*** Records shown ***
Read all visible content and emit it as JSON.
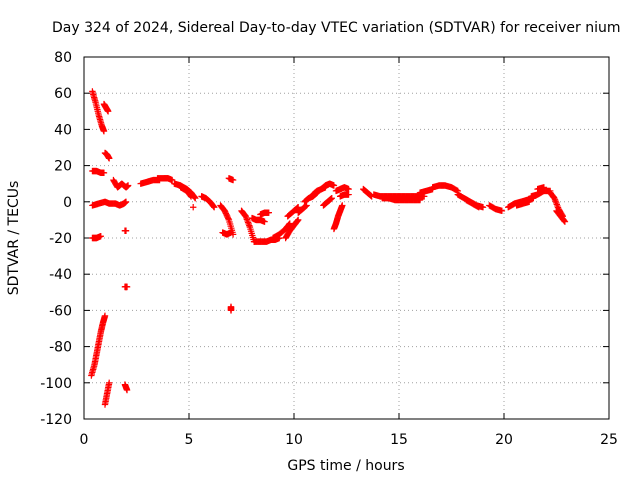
{
  "chart_data": {
    "type": "scatter",
    "title": "Day 324 of 2024, Sidereal Day-to-day VTEC variation (SDTVAR) for receiver nium",
    "xlabel": "GPS time / hours",
    "ylabel": "SDTVAR / TECUs",
    "xlim": [
      0,
      25
    ],
    "ylim": [
      -120,
      80
    ],
    "xticks": [
      0,
      5,
      10,
      15,
      20,
      25
    ],
    "yticks": [
      -120,
      -100,
      -80,
      -60,
      -40,
      -20,
      0,
      20,
      40,
      60,
      80
    ],
    "grid": true,
    "marker": "+",
    "color": "#ff0000",
    "tracks": [
      {
        "x": [
          0.4,
          0.55,
          0.7,
          0.85,
          0.95
        ],
        "y": [
          61,
          55,
          48,
          42,
          39
        ]
      },
      {
        "x": [
          0.95,
          1.05,
          1.15
        ],
        "y": [
          54,
          52,
          50
        ]
      },
      {
        "x": [
          1.0,
          1.1,
          1.2
        ],
        "y": [
          27,
          26,
          24
        ]
      },
      {
        "x": [
          0.4,
          0.6,
          0.8,
          0.95
        ],
        "y": [
          17,
          17,
          16,
          16
        ]
      },
      {
        "x": [
          0.4,
          0.7,
          1.0,
          1.2,
          1.5,
          1.7,
          1.9,
          2.0
        ],
        "y": [
          -2,
          -1,
          0,
          -1,
          -1,
          -2,
          -1,
          0
        ]
      },
      {
        "x": [
          1.4,
          1.6,
          1.8,
          2.0,
          2.1
        ],
        "y": [
          12,
          8,
          10,
          8,
          9
        ]
      },
      {
        "x": [
          0.4,
          0.6,
          0.8
        ],
        "y": [
          -20,
          -20,
          -19
        ]
      },
      {
        "x": [
          1.95,
          2.0
        ],
        "y": [
          -16,
          -16
        ]
      },
      {
        "x": [
          0.35,
          0.5,
          0.6,
          0.7,
          0.8,
          0.9,
          1.0
        ],
        "y": [
          -96,
          -90,
          -84,
          -78,
          -72,
          -67,
          -63
        ]
      },
      {
        "x": [
          1.0,
          1.1,
          1.2
        ],
        "y": [
          -112,
          -106,
          -100
        ]
      },
      {
        "x": [
          1.95,
          2.05
        ],
        "y": [
          -101,
          -104
        ]
      },
      {
        "x": [
          1.95,
          2.05
        ],
        "y": [
          -47,
          -47
        ]
      },
      {
        "x": [
          2.7,
          3.0,
          3.3,
          3.6
        ],
        "y": [
          10,
          11,
          12,
          12
        ]
      },
      {
        "x": [
          3.5,
          3.8,
          4.0,
          4.2
        ],
        "y": [
          13,
          13,
          13,
          12
        ]
      },
      {
        "x": [
          4.3,
          4.6,
          4.9,
          5.1,
          5.3
        ],
        "y": [
          10,
          9,
          7,
          5,
          2
        ]
      },
      {
        "x": [
          4.6,
          4.9,
          5.1
        ],
        "y": [
          8,
          6,
          3
        ]
      },
      {
        "x": [
          5.2
        ],
        "y": [
          -3
        ]
      },
      {
        "x": [
          5.6,
          5.8,
          6.0,
          6.2
        ],
        "y": [
          3,
          2,
          0,
          -3
        ]
      },
      {
        "x": [
          6.5,
          6.7,
          6.9,
          7.1
        ],
        "y": [
          -2,
          -5,
          -10,
          -18
        ]
      },
      {
        "x": [
          6.6,
          6.8,
          7.0
        ],
        "y": [
          -17,
          -18,
          -17
        ]
      },
      {
        "x": [
          7.0,
          7.0
        ],
        "y": [
          -58,
          -60
        ]
      },
      {
        "x": [
          6.9,
          7.1
        ],
        "y": [
          13,
          12
        ]
      },
      {
        "x": [
          7.5,
          7.7,
          7.9,
          8.1
        ],
        "y": [
          -5,
          -8,
          -14,
          -22
        ]
      },
      {
        "x": [
          8.0,
          8.2,
          8.4,
          8.6
        ],
        "y": [
          -9,
          -10,
          -10,
          -11
        ]
      },
      {
        "x": [
          8.1,
          8.4,
          8.7,
          8.9,
          9.1,
          9.3
        ],
        "y": [
          -22,
          -22,
          -22,
          -21,
          -21,
          -20
        ]
      },
      {
        "x": [
          8.4,
          8.6,
          8.8
        ],
        "y": [
          -7,
          -6,
          -6
        ]
      },
      {
        "x": [
          9.0,
          9.3,
          9.6,
          9.8
        ],
        "y": [
          -20,
          -18,
          -15,
          -12
        ]
      },
      {
        "x": [
          9.6,
          9.8,
          10.0,
          10.2
        ],
        "y": [
          -20,
          -16,
          -13,
          -10
        ]
      },
      {
        "x": [
          9.7,
          10.0,
          10.2
        ],
        "y": [
          -8,
          -5,
          -3
        ]
      },
      {
        "x": [
          10.2,
          10.4,
          10.6
        ],
        "y": [
          -6,
          -4,
          -2
        ]
      },
      {
        "x": [
          10.5,
          10.7,
          10.9,
          11.1
        ],
        "y": [
          0,
          2,
          3,
          5
        ]
      },
      {
        "x": [
          10.9,
          11.1,
          11.3,
          11.5
        ],
        "y": [
          4,
          6,
          7,
          8
        ]
      },
      {
        "x": [
          11.3,
          11.5,
          11.7,
          11.9
        ],
        "y": [
          7,
          9,
          10,
          9
        ]
      },
      {
        "x": [
          11.4,
          11.6,
          11.8
        ],
        "y": [
          -2,
          0,
          2
        ]
      },
      {
        "x": [
          11.9,
          12.0,
          12.1,
          12.2,
          12.3
        ],
        "y": [
          -15,
          -12,
          -8,
          -5,
          -2
        ]
      },
      {
        "x": [
          12.0,
          12.2,
          12.4,
          12.6
        ],
        "y": [
          6,
          7,
          8,
          7
        ]
      },
      {
        "x": [
          12.2,
          12.4,
          12.6
        ],
        "y": [
          3,
          4,
          4
        ]
      },
      {
        "x": [
          13.3,
          13.5,
          13.7
        ],
        "y": [
          7,
          5,
          3
        ]
      },
      {
        "x": [
          13.8,
          14.1,
          14.4,
          14.7,
          15.0,
          15.3,
          15.6,
          15.9,
          16.2
        ],
        "y": [
          4,
          3,
          3,
          3,
          3,
          3,
          3,
          3,
          3
        ]
      },
      {
        "x": [
          14.2,
          14.5,
          14.8,
          15.1,
          15.4,
          15.7,
          16.0
        ],
        "y": [
          2,
          2,
          1,
          1,
          1,
          1,
          1
        ]
      },
      {
        "x": [
          16.0,
          16.3,
          16.6
        ],
        "y": [
          5,
          6,
          7
        ]
      },
      {
        "x": [
          16.6,
          16.9,
          17.2,
          17.5,
          17.8
        ],
        "y": [
          8,
          9,
          9,
          8,
          6
        ]
      },
      {
        "x": [
          17.8,
          18.1,
          18.4,
          18.7,
          19.0
        ],
        "y": [
          4,
          2,
          0,
          -2,
          -3
        ]
      },
      {
        "x": [
          18.2,
          18.5,
          18.8
        ],
        "y": [
          1,
          -1,
          -3
        ]
      },
      {
        "x": [
          19.3,
          19.6,
          19.9
        ],
        "y": [
          -2,
          -4,
          -5
        ]
      },
      {
        "x": [
          20.2,
          20.5,
          20.8,
          21.1,
          21.4
        ],
        "y": [
          -3,
          -1,
          0,
          1,
          2
        ]
      },
      {
        "x": [
          20.6,
          20.9,
          21.2
        ],
        "y": [
          -2,
          -1,
          0
        ]
      },
      {
        "x": [
          21.3,
          21.6,
          21.9,
          22.2
        ],
        "y": [
          3,
          4,
          6,
          6
        ]
      },
      {
        "x": [
          21.6,
          21.9
        ],
        "y": [
          7,
          8
        ]
      },
      {
        "x": [
          22.2,
          22.4,
          22.6,
          22.8
        ],
        "y": [
          5,
          2,
          -4,
          -8
        ]
      },
      {
        "x": [
          22.5,
          22.7,
          22.9
        ],
        "y": [
          -5,
          -8,
          -11
        ]
      }
    ]
  }
}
***
**Written instruction**
Return every line holding the word "SDTVAR" from the records.

**Written answer**
    "title": "Day 324 of 2024, Sidereal Day-to-day VTEC variation (SDTVAR) for receiver nium",
    "ylabel": "SDTVAR / TECUs",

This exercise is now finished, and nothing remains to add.